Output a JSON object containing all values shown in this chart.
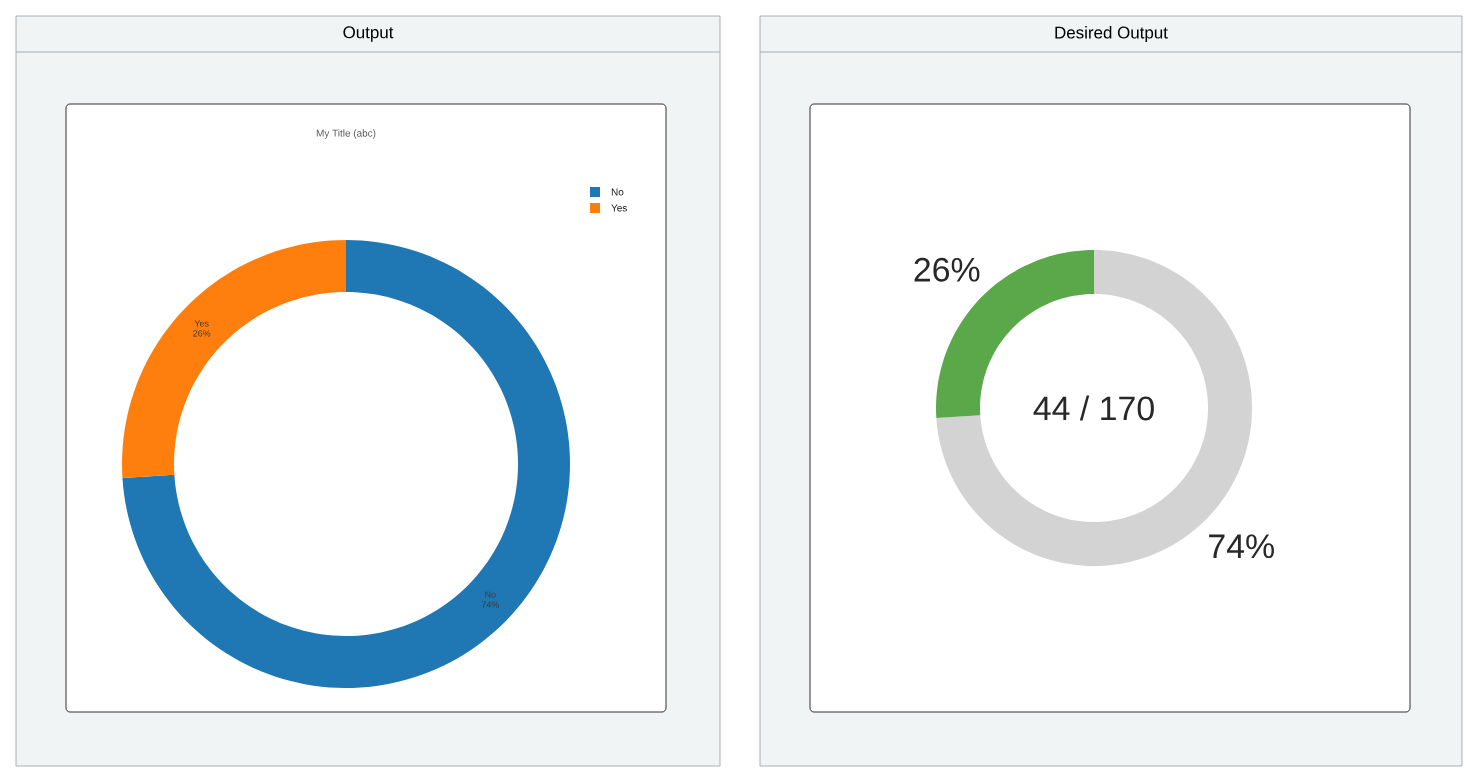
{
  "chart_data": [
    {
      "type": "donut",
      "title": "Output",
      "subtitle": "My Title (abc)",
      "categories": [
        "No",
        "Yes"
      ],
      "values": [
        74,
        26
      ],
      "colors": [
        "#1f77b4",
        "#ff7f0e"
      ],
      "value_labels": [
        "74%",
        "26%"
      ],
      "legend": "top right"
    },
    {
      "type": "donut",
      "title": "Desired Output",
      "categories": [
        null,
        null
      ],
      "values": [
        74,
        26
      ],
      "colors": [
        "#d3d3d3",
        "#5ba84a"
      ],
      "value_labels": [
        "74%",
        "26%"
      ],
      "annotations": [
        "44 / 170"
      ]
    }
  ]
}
=====
* [TASK TO CARRY OUT]:
Repeat the records above exactly, leaving out the pictures.

* [EXPECTED ANSWER]:
Output a JSON object containing all values shown in this chart.
{
  "chart_data": [
    {
      "type": "donut",
      "title": "Output",
      "subtitle": "My Title (abc)",
      "categories": [
        "No",
        "Yes"
      ],
      "values": [
        74,
        26
      ],
      "colors": [
        "#1f77b4",
        "#ff7f0e"
      ],
      "value_labels": [
        "74%",
        "26%"
      ],
      "legend": "top right"
    },
    {
      "type": "donut",
      "title": "Desired Output",
      "categories": [
        null,
        null
      ],
      "values": [
        74,
        26
      ],
      "colors": [
        "#d3d3d3",
        "#5ba84a"
      ],
      "value_labels": [
        "74%",
        "26%"
      ],
      "annotations": [
        "44 / 170"
      ]
    }
  ]
}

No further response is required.